----- Passage shown

Croatia ? Sounds vaguely familiar, but don’t quite know or remember ?
Croatia is on the Mediterranean sea, across the Adriatic from Italy. There are thousands of islands off the coast – also called Dalmatian coast. Lots of coastal towns, pretty as a postcard, with their orange riled roofs. It is one of the erstwhile Yugoslavia republics. Like most of the other East European countries – Austria, Hungary, Czech Republic – Croatia has opened up to the world only in the late 1990s and it is still not fully explored. It also helps that the country is generously endowed with a beautiful Dalmatian coastline, lots of Roman outposts, the magnificent Plitvice National Park (pictured above) and genuinely nice citizens.

----------

Directives |
1. According to the Croatia passage, which national park does the country have?
2. Copy out the Croatia passage word for word from "Croatia ? Sounds" to "genuinely nice citizens.".

----- Source material

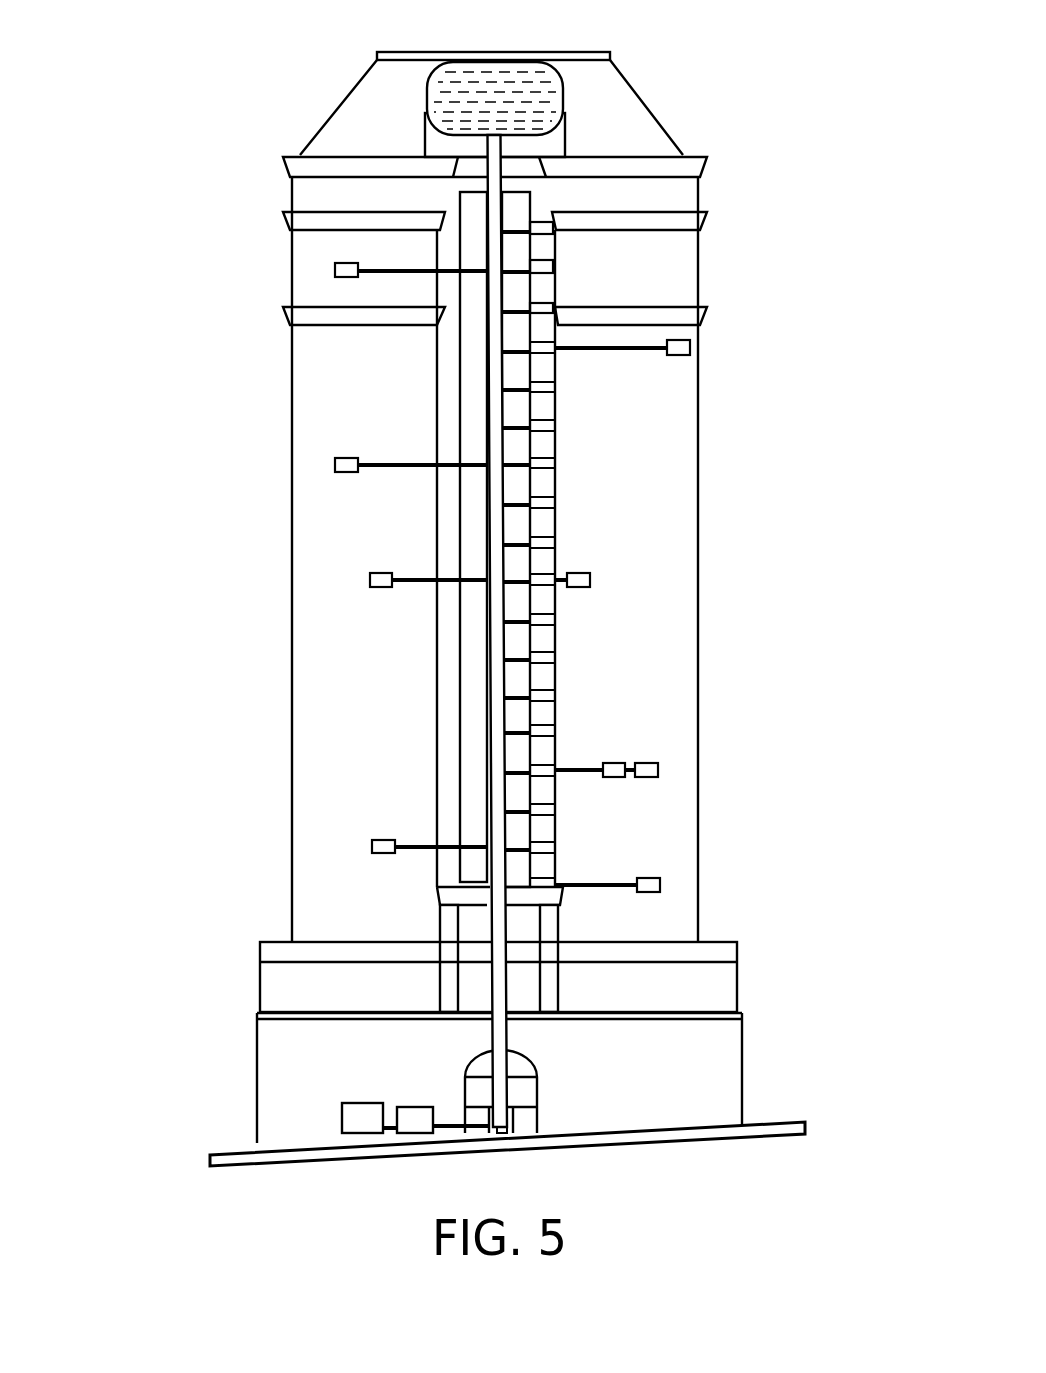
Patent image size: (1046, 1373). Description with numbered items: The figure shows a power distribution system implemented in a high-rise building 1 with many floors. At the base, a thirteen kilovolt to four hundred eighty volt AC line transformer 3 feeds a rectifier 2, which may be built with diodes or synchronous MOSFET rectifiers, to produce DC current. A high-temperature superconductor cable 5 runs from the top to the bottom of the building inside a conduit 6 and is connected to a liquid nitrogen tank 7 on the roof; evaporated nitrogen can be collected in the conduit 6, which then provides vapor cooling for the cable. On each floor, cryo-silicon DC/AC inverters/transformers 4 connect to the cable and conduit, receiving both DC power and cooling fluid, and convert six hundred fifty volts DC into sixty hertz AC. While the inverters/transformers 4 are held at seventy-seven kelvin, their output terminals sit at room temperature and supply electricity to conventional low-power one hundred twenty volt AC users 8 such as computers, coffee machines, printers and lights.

----------

Task solutions |
1. Plitvice National Park.

2.
Croatia ? Sounds vaguely familiar, but don’t quite know or remember ?
Croatia is on the Mediterranean sea, across the Adriatic from Italy. There are thousands of islands off the coast – also called Dalmatian coast. Lots of coastal towns, pretty as a postcard, with their orange riled roofs. It is one of the erstwhile Yugoslavia republics. Like most of the other East European countries – Austria, Hungary, Czech Republic – Croatia has opened up to the world only in the late 1990s and it is still not fully explored. It also helps that the country is generously endowed with a beautiful Dalmatian coastline, lots of Roman outposts, the magnificent Plitvice National Park (pictured above) and genuinely nice citizens.